▶ _MATERIAL FOR THIS EXERCISE_:

◇ ◇ ◇ ◇

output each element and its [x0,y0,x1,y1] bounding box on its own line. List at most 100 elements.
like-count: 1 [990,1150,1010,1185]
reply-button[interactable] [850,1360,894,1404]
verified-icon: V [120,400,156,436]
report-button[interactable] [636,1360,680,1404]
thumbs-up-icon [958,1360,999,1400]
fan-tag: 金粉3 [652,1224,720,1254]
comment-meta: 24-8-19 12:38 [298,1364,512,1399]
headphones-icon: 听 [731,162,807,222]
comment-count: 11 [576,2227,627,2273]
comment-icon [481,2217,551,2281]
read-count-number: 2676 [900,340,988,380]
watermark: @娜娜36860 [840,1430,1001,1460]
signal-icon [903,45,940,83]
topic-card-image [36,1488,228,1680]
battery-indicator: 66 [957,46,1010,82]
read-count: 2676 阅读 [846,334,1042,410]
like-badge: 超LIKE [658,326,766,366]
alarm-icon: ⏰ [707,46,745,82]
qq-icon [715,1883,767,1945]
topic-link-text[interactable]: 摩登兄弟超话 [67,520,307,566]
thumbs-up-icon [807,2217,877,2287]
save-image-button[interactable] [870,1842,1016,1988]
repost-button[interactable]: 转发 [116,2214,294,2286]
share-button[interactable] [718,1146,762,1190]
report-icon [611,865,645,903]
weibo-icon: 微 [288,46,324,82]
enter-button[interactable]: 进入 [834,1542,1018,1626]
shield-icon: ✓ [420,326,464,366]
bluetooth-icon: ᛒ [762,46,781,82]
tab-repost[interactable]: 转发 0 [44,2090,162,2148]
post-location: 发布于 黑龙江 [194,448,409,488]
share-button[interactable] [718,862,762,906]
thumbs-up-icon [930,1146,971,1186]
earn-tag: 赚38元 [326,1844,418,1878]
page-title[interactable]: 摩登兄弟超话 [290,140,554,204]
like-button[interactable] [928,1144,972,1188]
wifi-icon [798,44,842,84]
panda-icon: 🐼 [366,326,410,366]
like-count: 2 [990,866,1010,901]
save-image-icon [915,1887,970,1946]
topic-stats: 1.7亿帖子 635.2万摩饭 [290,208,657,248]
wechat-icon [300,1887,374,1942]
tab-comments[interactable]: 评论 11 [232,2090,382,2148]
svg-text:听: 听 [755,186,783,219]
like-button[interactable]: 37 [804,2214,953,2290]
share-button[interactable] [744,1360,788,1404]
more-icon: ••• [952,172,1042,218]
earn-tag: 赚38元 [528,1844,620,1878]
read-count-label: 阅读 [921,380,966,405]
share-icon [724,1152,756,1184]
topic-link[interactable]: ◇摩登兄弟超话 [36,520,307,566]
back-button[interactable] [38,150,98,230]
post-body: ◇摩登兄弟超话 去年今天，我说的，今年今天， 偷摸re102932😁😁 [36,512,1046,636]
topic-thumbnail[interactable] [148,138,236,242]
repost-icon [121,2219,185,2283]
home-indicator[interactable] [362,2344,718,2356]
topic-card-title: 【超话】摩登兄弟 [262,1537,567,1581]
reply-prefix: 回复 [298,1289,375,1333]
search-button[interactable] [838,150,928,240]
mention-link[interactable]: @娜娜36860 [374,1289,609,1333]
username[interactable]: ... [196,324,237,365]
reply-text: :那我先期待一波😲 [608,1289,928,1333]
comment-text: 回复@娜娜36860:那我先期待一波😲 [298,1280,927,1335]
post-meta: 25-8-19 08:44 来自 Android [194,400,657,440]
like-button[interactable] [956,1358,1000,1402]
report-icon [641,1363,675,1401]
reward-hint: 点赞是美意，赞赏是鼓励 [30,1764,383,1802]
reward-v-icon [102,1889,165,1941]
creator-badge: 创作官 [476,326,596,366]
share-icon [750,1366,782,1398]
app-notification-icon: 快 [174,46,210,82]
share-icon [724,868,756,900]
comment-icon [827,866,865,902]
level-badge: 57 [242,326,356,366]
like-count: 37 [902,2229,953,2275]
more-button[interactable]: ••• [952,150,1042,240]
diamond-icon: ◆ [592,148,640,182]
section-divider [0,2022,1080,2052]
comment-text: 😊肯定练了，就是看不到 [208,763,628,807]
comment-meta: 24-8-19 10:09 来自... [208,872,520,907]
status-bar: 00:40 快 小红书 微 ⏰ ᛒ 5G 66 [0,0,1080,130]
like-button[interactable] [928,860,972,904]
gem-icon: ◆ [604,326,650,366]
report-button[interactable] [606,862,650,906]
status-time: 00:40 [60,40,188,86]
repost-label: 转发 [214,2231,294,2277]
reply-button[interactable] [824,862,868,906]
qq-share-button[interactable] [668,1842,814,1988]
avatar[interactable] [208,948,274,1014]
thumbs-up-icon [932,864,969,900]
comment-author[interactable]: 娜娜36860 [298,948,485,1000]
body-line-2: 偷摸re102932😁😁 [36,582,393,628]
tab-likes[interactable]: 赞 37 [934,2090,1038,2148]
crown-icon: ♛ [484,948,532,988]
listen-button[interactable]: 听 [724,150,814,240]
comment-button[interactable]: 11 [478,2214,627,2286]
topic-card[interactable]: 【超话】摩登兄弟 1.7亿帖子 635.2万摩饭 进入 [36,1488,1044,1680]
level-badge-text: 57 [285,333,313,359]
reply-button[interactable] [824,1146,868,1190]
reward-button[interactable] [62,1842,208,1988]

◇ ◇ ◇ ◇

▶ _YOUR TASK_: Can you reproduce all the lines above word for word, changing nothing?

▶ _RIGHT ANSWER_:
output each element and its [x0,y0,x1,y1] bounding box on its own line. List at most 100 elements.
like-count: 1 [990,1150,1010,1185]
reply-button[interactable] [850,1360,894,1404]
verified-icon: V [120,400,156,436]
report-button[interactable] [636,1360,680,1404]
thumbs-up-icon [958,1360,999,1400]
fan-tag: 金粉3 [652,1224,720,1254]
comment-meta: 24-8-19 12:38 [298,1364,512,1399]
headphones-icon: 听 [731,162,807,222]
comment-count: 11 [576,2227,627,2273]
comment-icon [481,2217,551,2281]
read-count-number: 2676 [900,340,988,380]
watermark: @娜娜36860 [840,1430,1001,1460]
signal-icon [903,45,940,83]
topic-card-image [36,1488,228,1680]
battery-indicator: 66 [957,46,1010,82]
read-count: 2676 阅读 [846,334,1042,410]
like-badge: 超LIKE [658,326,766,366]
alarm-icon: ⏰ [707,46,745,82]
qq-icon [715,1883,767,1945]
topic-link-text[interactable]: 摩登兄弟超话 [67,520,307,566]
thumbs-up-icon [807,2217,877,2287]
save-image-button[interactable] [870,1842,1016,1988]
repost-button[interactable]: 转发 [116,2214,294,2286]
share-button[interactable] [718,1146,762,1190]
report-icon [611,865,645,903]
weibo-icon: 微 [288,46,324,82]
enter-button[interactable]: 进入 [834,1542,1018,1626]
shield-icon: ✓ [420,326,464,366]
bluetooth-icon: ᛒ [762,46,781,82]
tab-repost[interactable]: 转发 0 [44,2090,162,2148]
post-location: 发布于 黑龙江 [194,448,409,488]
share-button[interactable] [718,862,762,906]
thumbs-up-icon [930,1146,971,1186]
earn-tag: 赚38元 [326,1844,418,1878]
page-title[interactable]: 摩登兄弟超话 [290,140,554,204]
like-button[interactable] [928,1144,972,1188]
wifi-icon [798,44,842,84]
panda-icon: 🐼 [366,326,410,366]
like-count: 2 [990,866,1010,901]
save-image-icon [915,1887,970,1946]
topic-stats: 1.7亿帖子 635.2万摩饭 [290,208,657,248]
wechat-icon [300,1887,374,1942]
tab-comments[interactable]: 评论 11 [232,2090,382,2148]
svg-text:听: 听 [755,186,783,219]
like-button[interactable]: 37 [804,2214,953,2290]
share-button[interactable] [744,1360,788,1404]
more-icon: ••• [952,172,1042,218]
earn-tag: 赚38元 [528,1844,620,1878]
read-count-label: 阅读 [921,380,966,405]
share-icon [724,1152,756,1184]
topic-link[interactable]: ◇摩登兄弟超话 [36,520,307,566]
back-button[interactable] [38,150,98,230]
post-body: ◇摩登兄弟超话 去年今天，我说的，今年今天， 偷摸re102932😁😁 [36,512,1046,636]
topic-thumbnail[interactable] [148,138,236,242]
repost-icon [121,2219,185,2283]
home-indicator[interactable] [362,2344,718,2356]
topic-card-title: 【超话】摩登兄弟 [262,1537,567,1581]
reply-prefix: 回复 [298,1289,375,1333]
search-button[interactable] [838,150,928,240]
mention-link[interactable]: @娜娜36860 [374,1289,609,1333]
username[interactable]: ... [196,324,237,365]
reply-text: :那我先期待一波😲 [608,1289,928,1333]
comment-text: 回复@娜娜36860:那我先期待一波😲 [298,1280,927,1335]
post-meta: 25-8-19 08:44 来自 Android [194,400,657,440]
like-button[interactable] [956,1358,1000,1402]
report-icon [641,1363,675,1401]
reward-hint: 点赞是美意，赞赏是鼓励 [30,1764,383,1802]
reward-v-icon [102,1889,165,1941]
creator-badge: 创作官 [476,326,596,366]
share-icon [750,1366,782,1398]
app-notification-icon: 快 [174,46,210,82]
share-icon [724,868,756,900]
comment-icon [827,866,865,902]
level-badge: 57 [242,326,356,366]
like-count: 37 [902,2229,953,2275]
more-button[interactable]: ••• [952,150,1042,240]
diamond-icon: ◆ [592,148,640,182]
section-divider [0,2022,1080,2052]
comment-text: 😊肯定练了，就是看不到 [208,763,628,807]
comment-meta: 24-8-19 10:09 来自... [208,872,520,907]
status-bar: 00:40 快 小红书 微 ⏰ ᛒ 5G 66 [0,0,1080,130]
like-button[interactable] [928,860,972,904]
gem-icon: ◆ [604,326,650,366]
report-button[interactable] [606,862,650,906]
status-time: 00:40 [60,40,188,86]
repost-label: 转发 [214,2231,294,2277]
reply-button[interactable] [824,862,868,906]
qq-share-button[interactable] [668,1842,814,1988]
avatar[interactable] [208,948,274,1014]
thumbs-up-icon [932,864,969,900]
comment-author[interactable]: 娜娜36860 [298,948,485,1000]
body-line-2: 偷摸re102932😁😁 [36,582,393,628]
tab-likes[interactable]: 赞 37 [934,2090,1038,2148]
crown-icon: ♛ [484,948,532,988]
listen-button[interactable]: 听 [724,150,814,240]
comment-button[interactable]: 11 [478,2214,627,2286]
topic-card[interactable]: 【超话】摩登兄弟 1.7亿帖子 635.2万摩饭 进入 [36,1488,1044,1680]
level-badge-text: 57 [285,333,313,359]
reply-button[interactable] [824,1146,868,1190]
reward-button[interactable] [62,1842,208,1988]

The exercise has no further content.